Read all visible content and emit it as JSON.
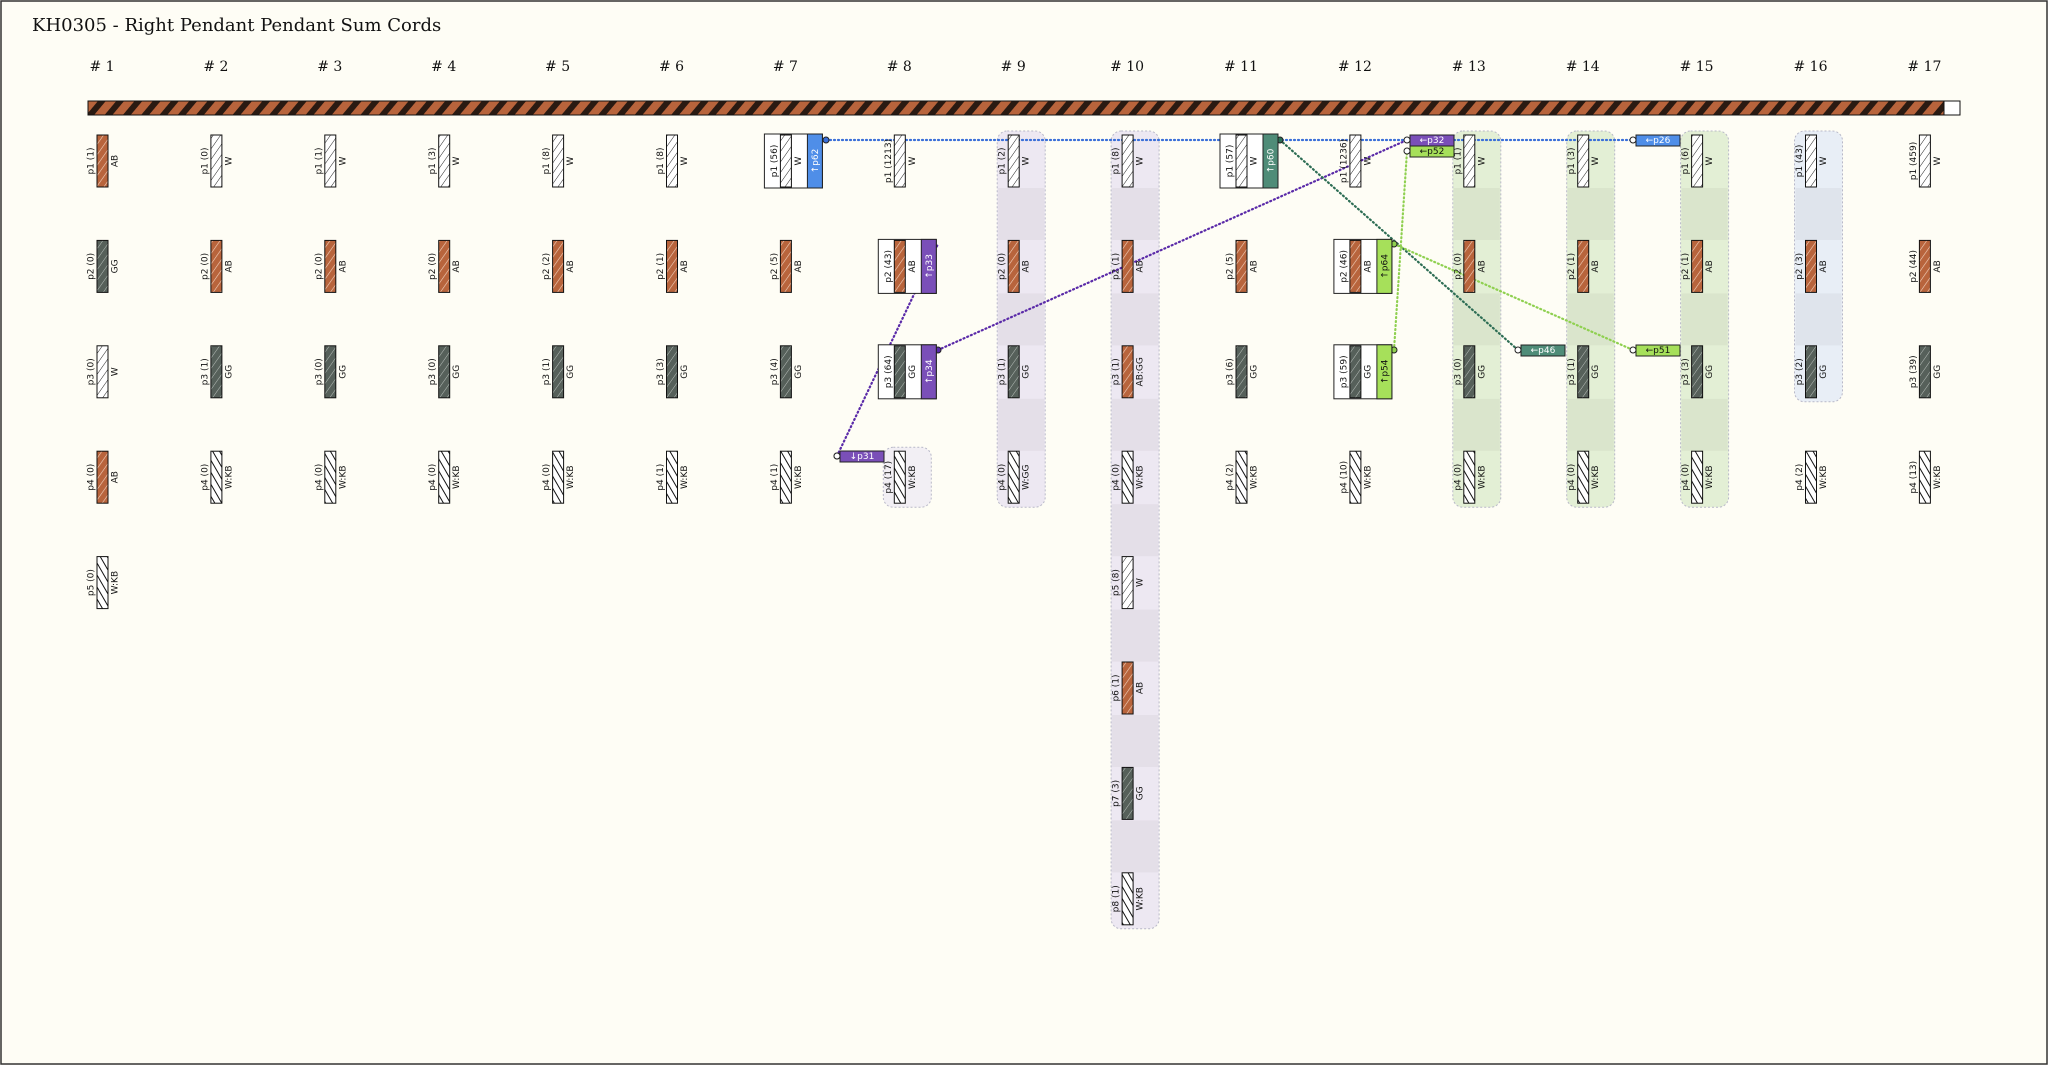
{
  "title": "KH0305 - Right Pendant Pendant Sum Cords",
  "groups": [
    {
      "label": "# 1",
      "cords": [
        {
          "label": "p1 (1)",
          "color": "AB"
        },
        {
          "label": "p2 (0)",
          "color": "GG"
        },
        {
          "label": "p3 (0)",
          "color": "W"
        },
        {
          "label": "p4 (0)",
          "color": "AB"
        },
        {
          "label": "p5 (0)",
          "color": "W:KB"
        }
      ]
    },
    {
      "label": "# 2",
      "cords": [
        {
          "label": "p1 (0)",
          "color": "W"
        },
        {
          "label": "p2 (0)",
          "color": "AB"
        },
        {
          "label": "p3 (1)",
          "color": "GG"
        },
        {
          "label": "p4 (0)",
          "color": "W:KB"
        }
      ]
    },
    {
      "label": "# 3",
      "cords": [
        {
          "label": "p1 (1)",
          "color": "W"
        },
        {
          "label": "p2 (0)",
          "color": "AB"
        },
        {
          "label": "p3 (0)",
          "color": "GG"
        },
        {
          "label": "p4 (0)",
          "color": "W:KB"
        }
      ]
    },
    {
      "label": "# 4",
      "cords": [
        {
          "label": "p1 (3)",
          "color": "W"
        },
        {
          "label": "p2 (0)",
          "color": "AB"
        },
        {
          "label": "p3 (0)",
          "color": "GG"
        },
        {
          "label": "p4 (0)",
          "color": "W:KB"
        }
      ]
    },
    {
      "label": "# 5",
      "cords": [
        {
          "label": "p1 (8)",
          "color": "W"
        },
        {
          "label": "p2 (2)",
          "color": "AB"
        },
        {
          "label": "p3 (1)",
          "color": "GG"
        },
        {
          "label": "p4 (0)",
          "color": "W:KB"
        }
      ]
    },
    {
      "label": "# 6",
      "cords": [
        {
          "label": "p1 (8)",
          "color": "W"
        },
        {
          "label": "p2 (1)",
          "color": "AB"
        },
        {
          "label": "p3 (3)",
          "color": "GG"
        },
        {
          "label": "p4 (1)",
          "color": "W:KB"
        }
      ]
    },
    {
      "label": "# 7",
      "cords": [
        {
          "label": "p1 (56)",
          "color": "W",
          "sum": {
            "label": "↑p62",
            "color": "#4f8ee8"
          }
        },
        {
          "label": "p2 (5)",
          "color": "AB"
        },
        {
          "label": "p3 (4)",
          "color": "GG"
        },
        {
          "label": "p4 (1)",
          "color": "W:KB"
        }
      ]
    },
    {
      "label": "# 8",
      "cords": [
        {
          "label": "p1 (1213)",
          "color": "W"
        },
        {
          "label": "p2 (43)",
          "color": "AB",
          "sum": {
            "label": "↑p33",
            "color": "#7a4fb8"
          }
        },
        {
          "label": "p3 (64)",
          "color": "GG",
          "sum": {
            "label": "↑p34",
            "color": "#7a4fb8"
          }
        },
        {
          "label": "p4 (17)",
          "color": "W:KB"
        }
      ]
    },
    {
      "label": "# 9",
      "cords": [
        {
          "label": "p1 (2)",
          "color": "W"
        },
        {
          "label": "p2 (0)",
          "color": "AB"
        },
        {
          "label": "p3 (1)",
          "color": "GG"
        },
        {
          "label": "p4 (0)",
          "color": "W:GG"
        }
      ]
    },
    {
      "label": "# 10",
      "cords": [
        {
          "label": "p1 (8)",
          "color": "W"
        },
        {
          "label": "p2 (1)",
          "color": "AB"
        },
        {
          "label": "p3 (1)",
          "color": "AB:GG"
        },
        {
          "label": "p4 (0)",
          "color": "W:KB"
        },
        {
          "label": "p5 (8)",
          "color": "W"
        },
        {
          "label": "p6 (1)",
          "color": "AB"
        },
        {
          "label": "p7 (3)",
          "color": "GG"
        },
        {
          "label": "p8 (1)",
          "color": "W:KB"
        }
      ]
    },
    {
      "label": "# 11",
      "cords": [
        {
          "label": "p1 (57)",
          "color": "W",
          "sum": {
            "label": "↑p60",
            "color": "#4f8c78"
          }
        },
        {
          "label": "p2 (5)",
          "color": "AB"
        },
        {
          "label": "p3 (6)",
          "color": "GG"
        },
        {
          "label": "p4 (2)",
          "color": "W:KB"
        }
      ]
    },
    {
      "label": "# 12",
      "cords": [
        {
          "label": "p1 (1236)",
          "color": "W"
        },
        {
          "label": "p2 (46)",
          "color": "AB",
          "sum": {
            "label": "↑p64",
            "color": "#a6e05a"
          }
        },
        {
          "label": "p3 (59)",
          "color": "GG",
          "sum": {
            "label": "↑p54",
            "color": "#a6e05a"
          }
        },
        {
          "label": "p4 (10)",
          "color": "W:KB"
        }
      ]
    },
    {
      "label": "# 13",
      "cords": [
        {
          "label": "p1 (1)",
          "color": "W"
        },
        {
          "label": "p2 (0)",
          "color": "AB"
        },
        {
          "label": "p3 (0)",
          "color": "GG"
        },
        {
          "label": "p4 (0)",
          "color": "W:KB"
        }
      ]
    },
    {
      "label": "# 14",
      "cords": [
        {
          "label": "p1 (3)",
          "color": "W"
        },
        {
          "label": "p2 (1)",
          "color": "AB"
        },
        {
          "label": "p3 (1)",
          "color": "GG"
        },
        {
          "label": "p4 (0)",
          "color": "W:KB"
        }
      ]
    },
    {
      "label": "# 15",
      "cords": [
        {
          "label": "p1 (6)",
          "color": "W"
        },
        {
          "label": "p2 (1)",
          "color": "AB"
        },
        {
          "label": "p3 (3)",
          "color": "GG"
        },
        {
          "label": "p4 (0)",
          "color": "W:KB"
        }
      ]
    },
    {
      "label": "# 16",
      "cords": [
        {
          "label": "p1 (43)",
          "color": "W"
        },
        {
          "label": "p2 (3)",
          "color": "AB"
        },
        {
          "label": "p3 (2)",
          "color": "GG"
        },
        {
          "label": "p4 (2)",
          "color": "W:KB"
        }
      ]
    },
    {
      "label": "# 17",
      "cords": [
        {
          "label": "p1 (459)",
          "color": "W"
        },
        {
          "label": "p2 (44)",
          "color": "AB"
        },
        {
          "label": "p3 (39)",
          "color": "GG"
        },
        {
          "label": "p4 (13)",
          "color": "W:KB"
        }
      ]
    }
  ],
  "tags": [
    {
      "label": "↓p31",
      "color": "#7a4fb8"
    },
    {
      "label": "←p32",
      "color": "#7a4fb8"
    },
    {
      "label": "←p52",
      "color": "#a6e05a"
    },
    {
      "label": "←p46",
      "color": "#4f8c78"
    },
    {
      "label": "←p51",
      "color": "#a6e05a"
    },
    {
      "label": "←p26",
      "color": "#4f8ee8"
    }
  ]
}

To be done:
Reproduce the full listing above verbatim, with no pictures included.

Final result:
Read all visible content and emit it as JSON.
{
  "title": "KH0305 - Right Pendant Pendant Sum Cords",
  "groups": [
    {
      "label": "# 1",
      "cords": [
        {
          "label": "p1 (1)",
          "color": "AB"
        },
        {
          "label": "p2 (0)",
          "color": "GG"
        },
        {
          "label": "p3 (0)",
          "color": "W"
        },
        {
          "label": "p4 (0)",
          "color": "AB"
        },
        {
          "label": "p5 (0)",
          "color": "W:KB"
        }
      ]
    },
    {
      "label": "# 2",
      "cords": [
        {
          "label": "p1 (0)",
          "color": "W"
        },
        {
          "label": "p2 (0)",
          "color": "AB"
        },
        {
          "label": "p3 (1)",
          "color": "GG"
        },
        {
          "label": "p4 (0)",
          "color": "W:KB"
        }
      ]
    },
    {
      "label": "# 3",
      "cords": [
        {
          "label": "p1 (1)",
          "color": "W"
        },
        {
          "label": "p2 (0)",
          "color": "AB"
        },
        {
          "label": "p3 (0)",
          "color": "GG"
        },
        {
          "label": "p4 (0)",
          "color": "W:KB"
        }
      ]
    },
    {
      "label": "# 4",
      "cords": [
        {
          "label": "p1 (3)",
          "color": "W"
        },
        {
          "label": "p2 (0)",
          "color": "AB"
        },
        {
          "label": "p3 (0)",
          "color": "GG"
        },
        {
          "label": "p4 (0)",
          "color": "W:KB"
        }
      ]
    },
    {
      "label": "# 5",
      "cords": [
        {
          "label": "p1 (8)",
          "color": "W"
        },
        {
          "label": "p2 (2)",
          "color": "AB"
        },
        {
          "label": "p3 (1)",
          "color": "GG"
        },
        {
          "label": "p4 (0)",
          "color": "W:KB"
        }
      ]
    },
    {
      "label": "# 6",
      "cords": [
        {
          "label": "p1 (8)",
          "color": "W"
        },
        {
          "label": "p2 (1)",
          "color": "AB"
        },
        {
          "label": "p3 (3)",
          "color": "GG"
        },
        {
          "label": "p4 (1)",
          "color": "W:KB"
        }
      ]
    },
    {
      "label": "# 7",
      "cords": [
        {
          "label": "p1 (56)",
          "color": "W",
          "sum": {
            "label": "↑p62",
            "color": "#4f8ee8"
          }
        },
        {
          "label": "p2 (5)",
          "color": "AB"
        },
        {
          "label": "p3 (4)",
          "color": "GG"
        },
        {
          "label": "p4 (1)",
          "color": "W:KB"
        }
      ]
    },
    {
      "label": "# 8",
      "cords": [
        {
          "label": "p1 (1213)",
          "color": "W"
        },
        {
          "label": "p2 (43)",
          "color": "AB",
          "sum": {
            "label": "↑p33",
            "color": "#7a4fb8"
          }
        },
        {
          "label": "p3 (64)",
          "color": "GG",
          "sum": {
            "label": "↑p34",
            "color": "#7a4fb8"
          }
        },
        {
          "label": "p4 (17)",
          "color": "W:KB"
        }
      ]
    },
    {
      "label": "# 9",
      "cords": [
        {
          "label": "p1 (2)",
          "color": "W"
        },
        {
          "label": "p2 (0)",
          "color": "AB"
        },
        {
          "label": "p3 (1)",
          "color": "GG"
        },
        {
          "label": "p4 (0)",
          "color": "W:GG"
        }
      ]
    },
    {
      "label": "# 10",
      "cords": [
        {
          "label": "p1 (8)",
          "color": "W"
        },
        {
          "label": "p2 (1)",
          "color": "AB"
        },
        {
          "label": "p3 (1)",
          "color": "AB:GG"
        },
        {
          "label": "p4 (0)",
          "color": "W:KB"
        },
        {
          "label": "p5 (8)",
          "color": "W"
        },
        {
          "label": "p6 (1)",
          "color": "AB"
        },
        {
          "label": "p7 (3)",
          "color": "GG"
        },
        {
          "label": "p8 (1)",
          "color": "W:KB"
        }
      ]
    },
    {
      "label": "# 11",
      "cords": [
        {
          "label": "p1 (57)",
          "color": "W",
          "sum": {
            "label": "↑p60",
            "color": "#4f8c78"
          }
        },
        {
          "label": "p2 (5)",
          "color": "AB"
        },
        {
          "label": "p3 (6)",
          "color": "GG"
        },
        {
          "label": "p4 (2)",
          "color": "W:KB"
        }
      ]
    },
    {
      "label": "# 12",
      "cords": [
        {
          "label": "p1 (1236)",
          "color": "W"
        },
        {
          "label": "p2 (46)",
          "color": "AB",
          "sum": {
            "label": "↑p64",
            "color": "#a6e05a"
          }
        },
        {
          "label": "p3 (59)",
          "color": "GG",
          "sum": {
            "label": "↑p54",
            "color": "#a6e05a"
          }
        },
        {
          "label": "p4 (10)",
          "color": "W:KB"
        }
      ]
    },
    {
      "label": "# 13",
      "cords": [
        {
          "label": "p1 (1)",
          "color": "W"
        },
        {
          "label": "p2 (0)",
          "color": "AB"
        },
        {
          "label": "p3 (0)",
          "color": "GG"
        },
        {
          "label": "p4 (0)",
          "color": "W:KB"
        }
      ]
    },
    {
      "label": "# 14",
      "cords": [
        {
          "label": "p1 (3)",
          "color": "W"
        },
        {
          "label": "p2 (1)",
          "color": "AB"
        },
        {
          "label": "p3 (1)",
          "color": "GG"
        },
        {
          "label": "p4 (0)",
          "color": "W:KB"
        }
      ]
    },
    {
      "label": "# 15",
      "cords": [
        {
          "label": "p1 (6)",
          "color": "W"
        },
        {
          "label": "p2 (1)",
          "color": "AB"
        },
        {
          "label": "p3 (3)",
          "color": "GG"
        },
        {
          "label": "p4 (0)",
          "color": "W:KB"
        }
      ]
    },
    {
      "label": "# 16",
      "cords": [
        {
          "label": "p1 (43)",
          "color": "W"
        },
        {
          "label": "p2 (3)",
          "color": "AB"
        },
        {
          "label": "p3 (2)",
          "color": "GG"
        },
        {
          "label": "p4 (2)",
          "color": "W:KB"
        }
      ]
    },
    {
      "label": "# 17",
      "cords": [
        {
          "label": "p1 (459)",
          "color": "W"
        },
        {
          "label": "p2 (44)",
          "color": "AB"
        },
        {
          "label": "p3 (39)",
          "color": "GG"
        },
        {
          "label": "p4 (13)",
          "color": "W:KB"
        }
      ]
    }
  ],
  "tags": [
    {
      "label": "↓p31",
      "color": "#7a4fb8"
    },
    {
      "label": "←p32",
      "color": "#7a4fb8"
    },
    {
      "label": "←p52",
      "color": "#a6e05a"
    },
    {
      "label": "←p46",
      "color": "#4f8c78"
    },
    {
      "label": "←p51",
      "color": "#a6e05a"
    },
    {
      "label": "←p26",
      "color": "#4f8ee8"
    }
  ]
}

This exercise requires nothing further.